Exercise brief =
Repeat the listing below in full, exactly as it stands.

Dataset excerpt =
==================================================

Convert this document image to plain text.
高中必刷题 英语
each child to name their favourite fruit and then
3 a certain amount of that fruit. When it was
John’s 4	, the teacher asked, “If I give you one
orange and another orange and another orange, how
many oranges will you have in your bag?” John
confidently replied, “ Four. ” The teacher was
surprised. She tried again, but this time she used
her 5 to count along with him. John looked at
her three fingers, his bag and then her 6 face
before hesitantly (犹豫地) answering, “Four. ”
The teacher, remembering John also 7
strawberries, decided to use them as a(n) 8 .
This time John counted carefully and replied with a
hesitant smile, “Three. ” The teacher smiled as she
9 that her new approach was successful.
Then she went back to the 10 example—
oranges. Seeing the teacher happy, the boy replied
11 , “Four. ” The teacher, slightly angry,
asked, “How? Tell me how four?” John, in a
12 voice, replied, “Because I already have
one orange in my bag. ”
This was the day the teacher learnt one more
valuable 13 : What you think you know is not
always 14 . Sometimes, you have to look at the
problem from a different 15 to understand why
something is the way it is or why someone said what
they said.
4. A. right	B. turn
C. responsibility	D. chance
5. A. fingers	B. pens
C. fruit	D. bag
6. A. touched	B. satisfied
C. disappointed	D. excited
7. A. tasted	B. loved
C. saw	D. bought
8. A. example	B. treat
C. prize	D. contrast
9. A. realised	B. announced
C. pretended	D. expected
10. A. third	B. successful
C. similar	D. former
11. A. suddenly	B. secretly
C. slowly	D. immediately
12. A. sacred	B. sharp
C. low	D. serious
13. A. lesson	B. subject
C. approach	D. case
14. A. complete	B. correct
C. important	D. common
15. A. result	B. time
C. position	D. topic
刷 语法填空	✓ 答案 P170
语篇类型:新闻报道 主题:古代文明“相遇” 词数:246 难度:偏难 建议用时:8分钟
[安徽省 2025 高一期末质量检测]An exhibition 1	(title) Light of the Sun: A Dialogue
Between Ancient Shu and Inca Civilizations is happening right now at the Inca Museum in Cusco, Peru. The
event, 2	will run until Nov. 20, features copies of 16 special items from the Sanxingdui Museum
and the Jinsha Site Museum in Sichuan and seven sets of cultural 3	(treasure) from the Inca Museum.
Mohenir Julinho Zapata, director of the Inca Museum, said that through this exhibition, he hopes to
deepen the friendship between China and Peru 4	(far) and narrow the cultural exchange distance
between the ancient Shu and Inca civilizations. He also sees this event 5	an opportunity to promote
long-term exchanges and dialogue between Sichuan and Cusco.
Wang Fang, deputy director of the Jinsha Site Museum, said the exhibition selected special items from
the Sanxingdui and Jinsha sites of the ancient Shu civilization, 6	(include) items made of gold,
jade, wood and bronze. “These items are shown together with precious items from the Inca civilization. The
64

==================================================

Solution to the problem =
Convert this document image to plain text.
高中必刷题 英语
each child to name their favourite fruit and then
3 a certain amount of that fruit. When it was
John’s 4	, the teacher asked, “If I give you one
orange and another orange and another orange, how
many oranges will you have in your bag?” John
confidently replied, “ Four. ” The teacher was
surprised. She tried again, but this time she used
her 5 to count along with him. John looked at
her three fingers, his bag and then her 6 face
before hesitantly (犹豫地) answering, “Four. ”
The teacher, remembering John also 7
strawberries, decided to use them as a(n) 8 .
This time John counted carefully and replied with a
hesitant smile, “Three. ” The teacher smiled as she
9 that her new approach was successful.
Then she went back to the 10 example—
oranges. Seeing the teacher happy, the boy replied
11 , “Four. ” The teacher, slightly angry,
asked, “How? Tell me how four?” John, in a
12 voice, replied, “Because I already have
one orange in my bag. ”
This was the day the teacher learnt one more
valuable 13 : What you think you know is not
always 14 . Sometimes, you have to look at the
problem from a different 15 to understand why
something is the way it is or why someone said what
they said.
4. A. right	B. turn
C. responsibility	D. chance
5. A. fingers	B. pens
C. fruit	D. bag
6. A. touched	B. satisfied
C. disappointed	D. excited
7. A. tasted	B. loved
C. saw	D. bought
8. A. example	B. treat
C. prize	D. contrast
9. A. realised	B. announced
C. pretended	D. expected
10. A. third	B. successful
C. similar	D. former
11. A. suddenly	B. secretly
C. slowly	D. immediately
12. A. sacred	B. sharp
C. low	D. serious
13. A. lesson	B. subject
C. approach	D. case
14. A. complete	B. correct
C. important	D. common
15. A. result	B. time
C. position	D. topic
刷 语法填空	✓ 答案 P170
语篇类型:新闻报道 主题:古代文明“相遇” 词数:246 难度:偏难 建议用时:8分钟
[安徽省 2025 高一期末质量检测]An exhibition 1	(title) Light of the Sun: A Dialogue
Between Ancient Shu and Inca Civilizations is happening right now at the Inca Museum in Cusco, Peru. The
event, 2	will run until Nov. 20, features copies of 16 special items from the Sanxingdui Museum
and the Jinsha Site Museum in Sichuan and seven sets of cultural 3	(treasure) from the Inca Museum.
Mohenir Julinho Zapata, director of the Inca Museum, said that through this exhibition, he hopes to
deepen the friendship between China and Peru 4	(far) and narrow the cultural exchange distance
between the ancient Shu and Inca civilizations. He also sees this event 5	an opportunity to promote
long-term exchanges and dialogue between Sichuan and Cusco.
Wang Fang, deputy director of the Jinsha Site Museum, said the exhibition selected special items from
the Sanxingdui and Jinsha sites of the ancient Shu civilization, 6	(include) items made of gold,
jade, wood and bronze. “These items are shown together with precious items from the Inca civilization. The
64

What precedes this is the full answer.